* [TASK TO COMPLETE]: Scan the data for "脊索动物" and copy the lines it appears in.

* [INPUT MATERIAL]:
_ _ _

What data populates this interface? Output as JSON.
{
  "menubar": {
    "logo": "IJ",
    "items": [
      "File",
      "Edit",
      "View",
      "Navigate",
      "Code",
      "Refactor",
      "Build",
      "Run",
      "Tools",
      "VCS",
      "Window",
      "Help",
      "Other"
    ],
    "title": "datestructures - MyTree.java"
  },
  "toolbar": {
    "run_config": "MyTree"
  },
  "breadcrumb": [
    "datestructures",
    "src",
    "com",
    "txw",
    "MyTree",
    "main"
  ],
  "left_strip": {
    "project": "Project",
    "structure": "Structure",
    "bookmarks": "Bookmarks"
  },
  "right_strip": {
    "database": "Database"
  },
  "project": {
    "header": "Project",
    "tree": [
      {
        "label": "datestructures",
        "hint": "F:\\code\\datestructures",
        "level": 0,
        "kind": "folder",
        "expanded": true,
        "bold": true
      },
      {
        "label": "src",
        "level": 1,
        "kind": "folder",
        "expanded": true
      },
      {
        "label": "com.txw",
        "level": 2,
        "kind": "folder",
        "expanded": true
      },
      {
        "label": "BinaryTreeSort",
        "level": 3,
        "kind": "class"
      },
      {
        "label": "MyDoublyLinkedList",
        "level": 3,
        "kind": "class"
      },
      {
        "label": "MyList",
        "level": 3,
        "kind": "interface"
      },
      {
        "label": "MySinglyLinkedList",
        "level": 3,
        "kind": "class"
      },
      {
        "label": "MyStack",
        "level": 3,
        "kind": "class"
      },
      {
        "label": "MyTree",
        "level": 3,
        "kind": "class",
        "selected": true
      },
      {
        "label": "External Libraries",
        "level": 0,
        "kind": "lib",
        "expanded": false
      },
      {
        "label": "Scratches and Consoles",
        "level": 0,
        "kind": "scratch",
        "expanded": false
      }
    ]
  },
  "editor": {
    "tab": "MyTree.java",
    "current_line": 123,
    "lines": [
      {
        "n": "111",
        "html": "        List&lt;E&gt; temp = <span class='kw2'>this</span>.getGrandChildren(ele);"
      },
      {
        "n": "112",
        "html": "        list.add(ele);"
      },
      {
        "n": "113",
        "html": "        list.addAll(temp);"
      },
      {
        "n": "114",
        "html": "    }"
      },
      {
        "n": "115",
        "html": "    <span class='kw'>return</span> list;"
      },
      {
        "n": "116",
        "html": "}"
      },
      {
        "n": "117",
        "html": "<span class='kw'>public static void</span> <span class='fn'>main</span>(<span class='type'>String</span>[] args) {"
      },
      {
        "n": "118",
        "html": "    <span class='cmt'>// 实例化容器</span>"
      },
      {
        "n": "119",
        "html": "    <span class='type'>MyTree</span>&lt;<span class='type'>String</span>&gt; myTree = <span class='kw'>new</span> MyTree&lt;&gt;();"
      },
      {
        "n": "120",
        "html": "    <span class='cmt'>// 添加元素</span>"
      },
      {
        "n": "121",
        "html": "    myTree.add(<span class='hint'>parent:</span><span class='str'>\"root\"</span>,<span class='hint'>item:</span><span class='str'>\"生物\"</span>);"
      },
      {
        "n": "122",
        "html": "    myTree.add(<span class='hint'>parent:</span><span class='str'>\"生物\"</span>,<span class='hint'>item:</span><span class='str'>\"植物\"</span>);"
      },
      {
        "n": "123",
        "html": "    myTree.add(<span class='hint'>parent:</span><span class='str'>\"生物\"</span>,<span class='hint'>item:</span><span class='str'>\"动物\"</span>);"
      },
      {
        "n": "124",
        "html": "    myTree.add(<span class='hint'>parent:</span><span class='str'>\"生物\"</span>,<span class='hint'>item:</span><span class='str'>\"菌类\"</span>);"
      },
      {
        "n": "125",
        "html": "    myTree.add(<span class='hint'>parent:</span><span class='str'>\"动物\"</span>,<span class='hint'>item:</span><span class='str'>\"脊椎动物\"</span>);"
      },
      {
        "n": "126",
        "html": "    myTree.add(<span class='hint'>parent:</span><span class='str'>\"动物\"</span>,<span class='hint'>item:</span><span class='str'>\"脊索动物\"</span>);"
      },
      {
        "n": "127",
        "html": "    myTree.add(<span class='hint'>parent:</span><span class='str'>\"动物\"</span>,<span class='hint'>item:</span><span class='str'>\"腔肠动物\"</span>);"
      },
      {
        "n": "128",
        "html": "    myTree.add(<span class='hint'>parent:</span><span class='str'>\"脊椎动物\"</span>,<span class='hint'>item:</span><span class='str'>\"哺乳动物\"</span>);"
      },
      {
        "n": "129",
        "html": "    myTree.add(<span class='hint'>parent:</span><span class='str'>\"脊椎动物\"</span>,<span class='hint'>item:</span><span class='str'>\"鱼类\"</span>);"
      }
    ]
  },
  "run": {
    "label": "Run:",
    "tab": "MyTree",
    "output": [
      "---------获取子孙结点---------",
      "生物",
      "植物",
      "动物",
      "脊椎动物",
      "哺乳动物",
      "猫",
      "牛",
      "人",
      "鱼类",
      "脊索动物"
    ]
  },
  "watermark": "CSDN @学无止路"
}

_ _ _

* [EXERCISE ANSWER]:
        "html": "    myTree.add(<span class='hint'>parent:</span><span class='str'>\"动物\"</span>,<span class='hint'>item:</span><span class='str'>\"脊索动物\"</span>);"
      "脊索动物"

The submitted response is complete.